Aim: Reproduce each line from the records that holds "hydrologic".

--- Start Task input ---

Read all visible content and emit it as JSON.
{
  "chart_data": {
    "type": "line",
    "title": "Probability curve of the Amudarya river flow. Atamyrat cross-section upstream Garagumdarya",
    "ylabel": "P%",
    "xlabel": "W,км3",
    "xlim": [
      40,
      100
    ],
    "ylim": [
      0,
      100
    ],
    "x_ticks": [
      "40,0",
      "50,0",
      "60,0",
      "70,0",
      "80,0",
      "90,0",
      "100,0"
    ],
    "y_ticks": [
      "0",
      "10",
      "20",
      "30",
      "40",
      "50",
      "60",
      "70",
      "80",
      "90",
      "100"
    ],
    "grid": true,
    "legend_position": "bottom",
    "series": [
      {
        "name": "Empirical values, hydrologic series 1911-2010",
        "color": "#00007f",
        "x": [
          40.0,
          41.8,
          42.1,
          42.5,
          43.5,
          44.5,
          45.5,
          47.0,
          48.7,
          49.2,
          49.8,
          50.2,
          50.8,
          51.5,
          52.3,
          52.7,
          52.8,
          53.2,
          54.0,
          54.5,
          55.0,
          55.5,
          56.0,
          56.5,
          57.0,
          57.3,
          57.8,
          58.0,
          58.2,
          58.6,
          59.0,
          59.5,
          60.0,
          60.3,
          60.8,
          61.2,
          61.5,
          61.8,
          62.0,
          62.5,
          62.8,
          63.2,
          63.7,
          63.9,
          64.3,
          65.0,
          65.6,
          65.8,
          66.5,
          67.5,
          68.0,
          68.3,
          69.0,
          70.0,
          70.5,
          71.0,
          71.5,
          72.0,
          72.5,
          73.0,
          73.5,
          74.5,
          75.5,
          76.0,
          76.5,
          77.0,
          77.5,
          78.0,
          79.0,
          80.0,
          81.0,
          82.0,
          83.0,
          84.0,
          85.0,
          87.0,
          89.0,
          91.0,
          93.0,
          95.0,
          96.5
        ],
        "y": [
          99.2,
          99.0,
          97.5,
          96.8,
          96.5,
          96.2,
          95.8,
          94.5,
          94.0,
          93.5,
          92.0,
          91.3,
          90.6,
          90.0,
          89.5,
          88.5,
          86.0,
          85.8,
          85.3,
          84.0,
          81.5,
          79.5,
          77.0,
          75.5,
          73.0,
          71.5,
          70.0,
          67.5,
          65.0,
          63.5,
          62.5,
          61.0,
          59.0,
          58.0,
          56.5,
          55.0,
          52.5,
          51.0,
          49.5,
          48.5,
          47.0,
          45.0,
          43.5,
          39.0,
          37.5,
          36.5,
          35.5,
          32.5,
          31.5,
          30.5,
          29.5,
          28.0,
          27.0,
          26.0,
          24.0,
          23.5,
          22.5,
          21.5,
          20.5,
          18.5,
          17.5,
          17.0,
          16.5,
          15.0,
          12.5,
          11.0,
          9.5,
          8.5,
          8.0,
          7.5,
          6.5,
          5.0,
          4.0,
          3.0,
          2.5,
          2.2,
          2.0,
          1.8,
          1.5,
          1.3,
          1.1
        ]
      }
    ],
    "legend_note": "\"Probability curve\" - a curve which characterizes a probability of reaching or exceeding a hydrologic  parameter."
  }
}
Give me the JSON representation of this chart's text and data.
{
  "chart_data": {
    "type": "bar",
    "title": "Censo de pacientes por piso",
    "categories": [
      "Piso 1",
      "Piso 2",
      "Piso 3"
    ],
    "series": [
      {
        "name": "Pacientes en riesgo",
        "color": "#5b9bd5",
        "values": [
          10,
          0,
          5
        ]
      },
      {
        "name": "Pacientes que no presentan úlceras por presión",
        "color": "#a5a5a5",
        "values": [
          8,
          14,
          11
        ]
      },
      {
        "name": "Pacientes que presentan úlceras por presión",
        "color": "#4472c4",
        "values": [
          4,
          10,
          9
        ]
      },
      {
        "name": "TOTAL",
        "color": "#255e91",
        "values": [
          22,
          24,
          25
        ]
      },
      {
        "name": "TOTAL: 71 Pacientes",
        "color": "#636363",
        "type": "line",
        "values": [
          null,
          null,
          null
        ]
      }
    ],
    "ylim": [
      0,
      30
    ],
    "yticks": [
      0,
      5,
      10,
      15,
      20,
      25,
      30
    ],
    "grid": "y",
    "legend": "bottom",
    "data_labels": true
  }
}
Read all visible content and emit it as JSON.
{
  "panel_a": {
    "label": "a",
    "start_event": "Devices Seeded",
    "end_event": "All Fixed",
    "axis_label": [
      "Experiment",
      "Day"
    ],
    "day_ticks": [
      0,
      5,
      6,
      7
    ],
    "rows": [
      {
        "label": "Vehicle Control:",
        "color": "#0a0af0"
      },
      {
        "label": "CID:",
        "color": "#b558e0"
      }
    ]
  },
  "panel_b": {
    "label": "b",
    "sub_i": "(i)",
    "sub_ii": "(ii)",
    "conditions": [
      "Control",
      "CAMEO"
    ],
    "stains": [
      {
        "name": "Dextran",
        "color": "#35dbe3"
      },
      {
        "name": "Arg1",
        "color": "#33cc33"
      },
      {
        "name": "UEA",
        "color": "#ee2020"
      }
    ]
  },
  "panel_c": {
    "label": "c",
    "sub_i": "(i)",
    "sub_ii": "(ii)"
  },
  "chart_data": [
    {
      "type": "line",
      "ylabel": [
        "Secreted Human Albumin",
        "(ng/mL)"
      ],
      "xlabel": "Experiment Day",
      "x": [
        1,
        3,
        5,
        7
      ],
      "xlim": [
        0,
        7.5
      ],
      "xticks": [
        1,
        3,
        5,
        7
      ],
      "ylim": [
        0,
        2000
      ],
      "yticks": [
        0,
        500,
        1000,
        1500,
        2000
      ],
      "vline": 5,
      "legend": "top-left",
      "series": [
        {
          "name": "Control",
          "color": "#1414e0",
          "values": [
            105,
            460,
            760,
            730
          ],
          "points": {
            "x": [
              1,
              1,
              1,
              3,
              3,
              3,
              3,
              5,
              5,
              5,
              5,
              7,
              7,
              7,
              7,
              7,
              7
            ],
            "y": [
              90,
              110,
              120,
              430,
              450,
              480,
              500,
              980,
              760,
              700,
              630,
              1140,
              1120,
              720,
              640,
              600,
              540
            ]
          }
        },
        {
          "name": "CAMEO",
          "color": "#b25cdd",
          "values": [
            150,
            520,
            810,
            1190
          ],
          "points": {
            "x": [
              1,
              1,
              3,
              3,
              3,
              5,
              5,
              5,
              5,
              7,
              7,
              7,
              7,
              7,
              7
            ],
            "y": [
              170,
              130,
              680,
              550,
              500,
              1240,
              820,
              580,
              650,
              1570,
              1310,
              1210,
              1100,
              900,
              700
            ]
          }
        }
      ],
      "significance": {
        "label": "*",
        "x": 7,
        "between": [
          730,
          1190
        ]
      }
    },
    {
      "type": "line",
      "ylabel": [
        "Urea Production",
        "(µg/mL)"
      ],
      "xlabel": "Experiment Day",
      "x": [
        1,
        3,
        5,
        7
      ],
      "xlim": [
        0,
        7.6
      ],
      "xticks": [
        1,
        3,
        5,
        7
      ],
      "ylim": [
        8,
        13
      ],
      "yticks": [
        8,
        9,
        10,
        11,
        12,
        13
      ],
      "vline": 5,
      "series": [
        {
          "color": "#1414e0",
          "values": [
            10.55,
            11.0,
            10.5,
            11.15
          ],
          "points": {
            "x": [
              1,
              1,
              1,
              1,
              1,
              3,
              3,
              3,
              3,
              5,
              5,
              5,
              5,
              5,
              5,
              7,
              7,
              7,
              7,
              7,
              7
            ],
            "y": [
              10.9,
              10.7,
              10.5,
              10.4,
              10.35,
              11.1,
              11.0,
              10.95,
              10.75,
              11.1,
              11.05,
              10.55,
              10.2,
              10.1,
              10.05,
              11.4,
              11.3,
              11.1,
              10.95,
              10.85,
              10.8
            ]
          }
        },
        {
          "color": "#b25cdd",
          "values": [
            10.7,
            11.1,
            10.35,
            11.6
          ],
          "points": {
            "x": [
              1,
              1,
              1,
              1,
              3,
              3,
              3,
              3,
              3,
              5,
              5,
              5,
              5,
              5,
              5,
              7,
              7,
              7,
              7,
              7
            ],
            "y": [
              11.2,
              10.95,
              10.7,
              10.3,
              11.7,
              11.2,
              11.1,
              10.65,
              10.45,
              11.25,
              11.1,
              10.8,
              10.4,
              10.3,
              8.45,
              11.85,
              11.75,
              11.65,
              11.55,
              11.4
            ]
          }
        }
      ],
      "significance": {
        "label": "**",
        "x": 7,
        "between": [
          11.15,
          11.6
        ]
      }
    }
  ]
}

--- End Task input ---

Result of the exercise:
        "name": "Empirical values, hydrologic series 1911-2010",
    "legend_note": "\"Probability curve\" - a curve which characterizes a probability of reaching or exceeding a hydrologic  parameter."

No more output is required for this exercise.